Report the total number of lines that include the string "ikke", without any other text.

* Start Extracted entries *

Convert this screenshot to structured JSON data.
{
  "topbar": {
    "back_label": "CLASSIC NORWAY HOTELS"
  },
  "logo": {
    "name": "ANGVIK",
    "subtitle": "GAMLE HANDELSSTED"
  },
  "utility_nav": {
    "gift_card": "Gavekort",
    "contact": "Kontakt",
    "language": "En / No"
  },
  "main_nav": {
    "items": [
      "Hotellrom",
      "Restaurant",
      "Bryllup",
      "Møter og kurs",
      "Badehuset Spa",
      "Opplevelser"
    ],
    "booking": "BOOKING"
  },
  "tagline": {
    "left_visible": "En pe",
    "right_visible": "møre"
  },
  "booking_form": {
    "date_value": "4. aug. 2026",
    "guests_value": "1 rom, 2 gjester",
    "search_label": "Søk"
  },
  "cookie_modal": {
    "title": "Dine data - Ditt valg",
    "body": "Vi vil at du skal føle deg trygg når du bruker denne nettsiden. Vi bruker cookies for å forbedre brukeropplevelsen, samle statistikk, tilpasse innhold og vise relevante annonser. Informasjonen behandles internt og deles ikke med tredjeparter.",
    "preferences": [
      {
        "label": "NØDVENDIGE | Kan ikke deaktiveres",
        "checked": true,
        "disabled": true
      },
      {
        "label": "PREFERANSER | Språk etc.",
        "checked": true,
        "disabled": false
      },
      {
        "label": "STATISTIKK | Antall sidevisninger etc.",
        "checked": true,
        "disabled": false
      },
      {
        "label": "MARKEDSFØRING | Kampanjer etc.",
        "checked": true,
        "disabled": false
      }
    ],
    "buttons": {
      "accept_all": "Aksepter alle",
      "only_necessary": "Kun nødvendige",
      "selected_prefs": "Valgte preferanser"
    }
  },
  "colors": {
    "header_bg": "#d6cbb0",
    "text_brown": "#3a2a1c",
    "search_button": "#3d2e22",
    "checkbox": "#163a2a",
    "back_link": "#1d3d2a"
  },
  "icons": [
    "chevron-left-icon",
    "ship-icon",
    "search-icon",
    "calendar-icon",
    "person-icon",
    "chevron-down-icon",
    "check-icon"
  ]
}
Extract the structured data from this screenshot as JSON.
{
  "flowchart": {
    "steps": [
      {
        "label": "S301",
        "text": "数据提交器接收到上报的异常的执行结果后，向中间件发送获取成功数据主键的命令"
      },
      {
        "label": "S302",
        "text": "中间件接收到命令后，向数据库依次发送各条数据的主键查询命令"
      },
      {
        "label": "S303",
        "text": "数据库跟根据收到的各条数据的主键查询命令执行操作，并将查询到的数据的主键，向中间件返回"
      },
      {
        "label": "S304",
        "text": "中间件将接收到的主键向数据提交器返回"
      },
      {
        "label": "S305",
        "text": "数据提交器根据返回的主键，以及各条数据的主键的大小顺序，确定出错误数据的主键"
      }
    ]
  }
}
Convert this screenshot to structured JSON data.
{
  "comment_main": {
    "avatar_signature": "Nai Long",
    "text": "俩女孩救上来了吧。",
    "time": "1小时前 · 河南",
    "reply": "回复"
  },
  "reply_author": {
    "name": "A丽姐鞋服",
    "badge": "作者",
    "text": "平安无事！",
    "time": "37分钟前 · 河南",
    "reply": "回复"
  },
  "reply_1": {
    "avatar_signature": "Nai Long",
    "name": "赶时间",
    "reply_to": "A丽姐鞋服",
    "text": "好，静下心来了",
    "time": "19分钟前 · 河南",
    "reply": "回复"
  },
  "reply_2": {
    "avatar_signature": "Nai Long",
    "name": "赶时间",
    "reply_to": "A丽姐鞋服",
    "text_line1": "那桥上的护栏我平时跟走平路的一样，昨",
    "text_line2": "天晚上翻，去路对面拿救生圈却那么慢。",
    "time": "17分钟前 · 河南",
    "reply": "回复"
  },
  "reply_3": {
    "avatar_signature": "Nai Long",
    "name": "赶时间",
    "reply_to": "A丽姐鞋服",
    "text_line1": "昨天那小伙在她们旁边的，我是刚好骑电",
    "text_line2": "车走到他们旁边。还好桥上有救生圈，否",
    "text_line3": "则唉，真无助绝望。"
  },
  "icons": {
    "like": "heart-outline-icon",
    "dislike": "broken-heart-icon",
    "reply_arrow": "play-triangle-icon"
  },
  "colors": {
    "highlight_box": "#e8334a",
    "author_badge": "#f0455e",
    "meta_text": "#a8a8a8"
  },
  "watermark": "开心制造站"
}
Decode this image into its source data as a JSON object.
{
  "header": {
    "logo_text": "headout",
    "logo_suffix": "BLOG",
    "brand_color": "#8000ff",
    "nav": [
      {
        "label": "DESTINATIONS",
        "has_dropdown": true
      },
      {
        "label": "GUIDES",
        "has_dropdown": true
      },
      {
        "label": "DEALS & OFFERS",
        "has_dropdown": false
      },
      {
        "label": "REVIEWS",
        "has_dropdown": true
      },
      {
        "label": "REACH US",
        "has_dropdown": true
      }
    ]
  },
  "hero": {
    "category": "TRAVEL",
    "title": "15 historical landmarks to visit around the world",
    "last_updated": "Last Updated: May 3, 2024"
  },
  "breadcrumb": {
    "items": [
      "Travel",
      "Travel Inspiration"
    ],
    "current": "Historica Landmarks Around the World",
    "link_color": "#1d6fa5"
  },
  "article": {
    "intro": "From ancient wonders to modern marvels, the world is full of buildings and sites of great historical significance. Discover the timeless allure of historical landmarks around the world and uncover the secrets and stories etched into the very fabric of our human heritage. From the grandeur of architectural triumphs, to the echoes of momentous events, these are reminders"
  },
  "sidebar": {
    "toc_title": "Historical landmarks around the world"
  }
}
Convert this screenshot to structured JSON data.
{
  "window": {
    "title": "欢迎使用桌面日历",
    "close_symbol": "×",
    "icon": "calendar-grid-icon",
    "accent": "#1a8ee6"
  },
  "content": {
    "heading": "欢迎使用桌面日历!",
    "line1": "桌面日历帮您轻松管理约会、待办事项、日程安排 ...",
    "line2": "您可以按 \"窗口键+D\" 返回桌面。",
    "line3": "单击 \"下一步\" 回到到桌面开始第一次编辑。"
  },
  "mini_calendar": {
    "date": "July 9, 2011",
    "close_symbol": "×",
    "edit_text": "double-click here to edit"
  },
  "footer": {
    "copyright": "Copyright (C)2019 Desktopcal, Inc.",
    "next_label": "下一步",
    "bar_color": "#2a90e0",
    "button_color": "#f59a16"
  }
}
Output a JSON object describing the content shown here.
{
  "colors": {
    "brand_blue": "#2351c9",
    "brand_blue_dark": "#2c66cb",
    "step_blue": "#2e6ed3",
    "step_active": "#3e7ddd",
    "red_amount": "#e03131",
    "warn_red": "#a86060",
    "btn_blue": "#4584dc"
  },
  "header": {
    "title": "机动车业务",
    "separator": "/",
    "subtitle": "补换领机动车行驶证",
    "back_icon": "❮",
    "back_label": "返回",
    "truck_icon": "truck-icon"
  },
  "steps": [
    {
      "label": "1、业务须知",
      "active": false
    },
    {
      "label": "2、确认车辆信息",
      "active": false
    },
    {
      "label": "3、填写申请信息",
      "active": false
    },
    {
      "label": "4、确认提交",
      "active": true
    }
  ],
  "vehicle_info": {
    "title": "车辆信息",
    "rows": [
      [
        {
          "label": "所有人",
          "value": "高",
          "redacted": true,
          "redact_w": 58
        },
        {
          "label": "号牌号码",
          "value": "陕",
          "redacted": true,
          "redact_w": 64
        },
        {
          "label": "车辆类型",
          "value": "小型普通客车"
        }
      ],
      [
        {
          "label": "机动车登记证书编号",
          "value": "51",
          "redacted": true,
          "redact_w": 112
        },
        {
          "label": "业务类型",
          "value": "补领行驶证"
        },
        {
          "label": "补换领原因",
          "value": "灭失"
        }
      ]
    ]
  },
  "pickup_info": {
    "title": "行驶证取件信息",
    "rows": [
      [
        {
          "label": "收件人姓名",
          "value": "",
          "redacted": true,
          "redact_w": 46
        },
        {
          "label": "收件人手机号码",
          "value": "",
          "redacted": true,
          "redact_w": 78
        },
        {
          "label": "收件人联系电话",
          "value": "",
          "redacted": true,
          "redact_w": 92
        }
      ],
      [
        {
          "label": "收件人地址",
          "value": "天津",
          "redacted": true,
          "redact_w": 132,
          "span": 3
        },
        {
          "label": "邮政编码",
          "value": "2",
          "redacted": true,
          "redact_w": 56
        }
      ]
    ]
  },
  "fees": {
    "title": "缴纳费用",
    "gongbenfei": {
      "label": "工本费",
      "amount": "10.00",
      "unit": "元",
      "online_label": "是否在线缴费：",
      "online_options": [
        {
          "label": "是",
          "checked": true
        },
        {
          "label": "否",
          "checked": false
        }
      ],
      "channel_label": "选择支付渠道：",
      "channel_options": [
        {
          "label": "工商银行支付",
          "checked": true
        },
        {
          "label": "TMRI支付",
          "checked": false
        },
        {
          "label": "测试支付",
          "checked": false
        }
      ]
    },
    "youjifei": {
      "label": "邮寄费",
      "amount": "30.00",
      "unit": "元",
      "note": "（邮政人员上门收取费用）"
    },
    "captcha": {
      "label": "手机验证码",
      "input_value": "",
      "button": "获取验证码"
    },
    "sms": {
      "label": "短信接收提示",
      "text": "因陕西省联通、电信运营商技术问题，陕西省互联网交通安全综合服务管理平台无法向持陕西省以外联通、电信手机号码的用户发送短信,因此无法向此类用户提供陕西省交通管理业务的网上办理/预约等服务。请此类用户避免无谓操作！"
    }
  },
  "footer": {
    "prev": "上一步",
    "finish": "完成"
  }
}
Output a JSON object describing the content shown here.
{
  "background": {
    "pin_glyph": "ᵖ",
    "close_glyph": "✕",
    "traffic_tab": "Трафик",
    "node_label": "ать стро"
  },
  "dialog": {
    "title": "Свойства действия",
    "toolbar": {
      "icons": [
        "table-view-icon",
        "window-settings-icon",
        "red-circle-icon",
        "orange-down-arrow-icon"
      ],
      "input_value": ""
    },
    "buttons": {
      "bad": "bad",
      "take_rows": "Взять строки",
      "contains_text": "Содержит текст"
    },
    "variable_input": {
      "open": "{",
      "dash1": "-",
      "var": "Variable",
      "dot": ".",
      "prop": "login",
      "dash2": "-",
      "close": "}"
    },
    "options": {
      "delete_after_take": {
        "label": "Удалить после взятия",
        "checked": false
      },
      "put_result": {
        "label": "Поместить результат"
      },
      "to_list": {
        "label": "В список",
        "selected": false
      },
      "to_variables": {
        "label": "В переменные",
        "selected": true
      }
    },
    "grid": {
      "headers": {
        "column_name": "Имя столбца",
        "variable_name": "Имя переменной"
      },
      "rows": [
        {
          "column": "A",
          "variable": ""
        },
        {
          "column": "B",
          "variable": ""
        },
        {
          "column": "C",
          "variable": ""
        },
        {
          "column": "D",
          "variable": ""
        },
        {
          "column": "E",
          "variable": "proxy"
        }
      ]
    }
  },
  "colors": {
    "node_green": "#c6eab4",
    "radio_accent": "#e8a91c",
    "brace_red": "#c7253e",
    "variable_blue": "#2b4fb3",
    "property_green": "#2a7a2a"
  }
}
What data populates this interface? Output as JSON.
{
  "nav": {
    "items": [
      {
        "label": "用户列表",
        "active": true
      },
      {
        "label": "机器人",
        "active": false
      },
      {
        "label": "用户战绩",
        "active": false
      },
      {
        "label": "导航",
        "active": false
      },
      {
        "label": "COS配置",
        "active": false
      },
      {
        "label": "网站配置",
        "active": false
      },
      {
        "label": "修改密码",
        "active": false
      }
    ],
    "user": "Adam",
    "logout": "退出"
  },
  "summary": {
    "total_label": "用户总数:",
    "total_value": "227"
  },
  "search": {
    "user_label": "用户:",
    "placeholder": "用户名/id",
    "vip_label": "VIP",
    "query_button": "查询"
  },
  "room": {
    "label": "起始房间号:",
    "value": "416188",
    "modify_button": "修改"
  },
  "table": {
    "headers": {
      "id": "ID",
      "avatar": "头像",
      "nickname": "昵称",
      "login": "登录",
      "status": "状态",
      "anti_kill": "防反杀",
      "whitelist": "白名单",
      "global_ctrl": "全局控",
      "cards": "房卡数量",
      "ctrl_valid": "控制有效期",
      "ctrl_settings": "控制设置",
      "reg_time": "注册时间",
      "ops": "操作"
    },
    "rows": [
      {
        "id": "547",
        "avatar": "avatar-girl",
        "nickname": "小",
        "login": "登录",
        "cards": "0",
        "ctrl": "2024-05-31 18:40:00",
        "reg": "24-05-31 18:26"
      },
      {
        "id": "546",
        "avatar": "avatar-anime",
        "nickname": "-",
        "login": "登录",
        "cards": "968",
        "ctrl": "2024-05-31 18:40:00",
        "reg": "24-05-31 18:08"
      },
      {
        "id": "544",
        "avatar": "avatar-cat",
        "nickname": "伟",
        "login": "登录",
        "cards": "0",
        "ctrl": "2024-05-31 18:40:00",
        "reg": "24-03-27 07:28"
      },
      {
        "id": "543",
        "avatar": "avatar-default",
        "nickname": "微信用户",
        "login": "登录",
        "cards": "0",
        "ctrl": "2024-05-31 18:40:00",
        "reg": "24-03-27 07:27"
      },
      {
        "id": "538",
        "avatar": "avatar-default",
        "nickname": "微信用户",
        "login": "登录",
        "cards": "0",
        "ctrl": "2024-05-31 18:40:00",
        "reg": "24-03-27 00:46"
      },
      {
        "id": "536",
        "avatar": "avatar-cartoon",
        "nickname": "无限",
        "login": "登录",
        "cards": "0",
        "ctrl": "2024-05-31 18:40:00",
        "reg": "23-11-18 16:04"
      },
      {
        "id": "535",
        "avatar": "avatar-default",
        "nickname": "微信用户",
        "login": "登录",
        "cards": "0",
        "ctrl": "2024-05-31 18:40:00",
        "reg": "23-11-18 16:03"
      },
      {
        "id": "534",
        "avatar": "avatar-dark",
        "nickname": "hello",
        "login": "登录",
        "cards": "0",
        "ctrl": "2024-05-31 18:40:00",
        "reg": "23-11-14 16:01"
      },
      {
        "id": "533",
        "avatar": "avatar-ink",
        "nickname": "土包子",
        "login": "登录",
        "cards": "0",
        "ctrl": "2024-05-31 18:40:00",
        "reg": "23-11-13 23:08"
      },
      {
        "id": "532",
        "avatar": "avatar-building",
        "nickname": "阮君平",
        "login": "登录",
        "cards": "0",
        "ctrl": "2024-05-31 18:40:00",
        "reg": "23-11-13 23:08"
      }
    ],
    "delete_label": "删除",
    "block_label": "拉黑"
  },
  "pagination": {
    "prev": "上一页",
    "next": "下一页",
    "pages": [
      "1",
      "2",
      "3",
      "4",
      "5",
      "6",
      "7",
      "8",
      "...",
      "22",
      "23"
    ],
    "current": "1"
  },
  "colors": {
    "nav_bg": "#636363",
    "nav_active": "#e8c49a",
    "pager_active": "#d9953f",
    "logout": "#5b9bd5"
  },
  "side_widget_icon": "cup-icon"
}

* End Extracted entries *

**In response**
2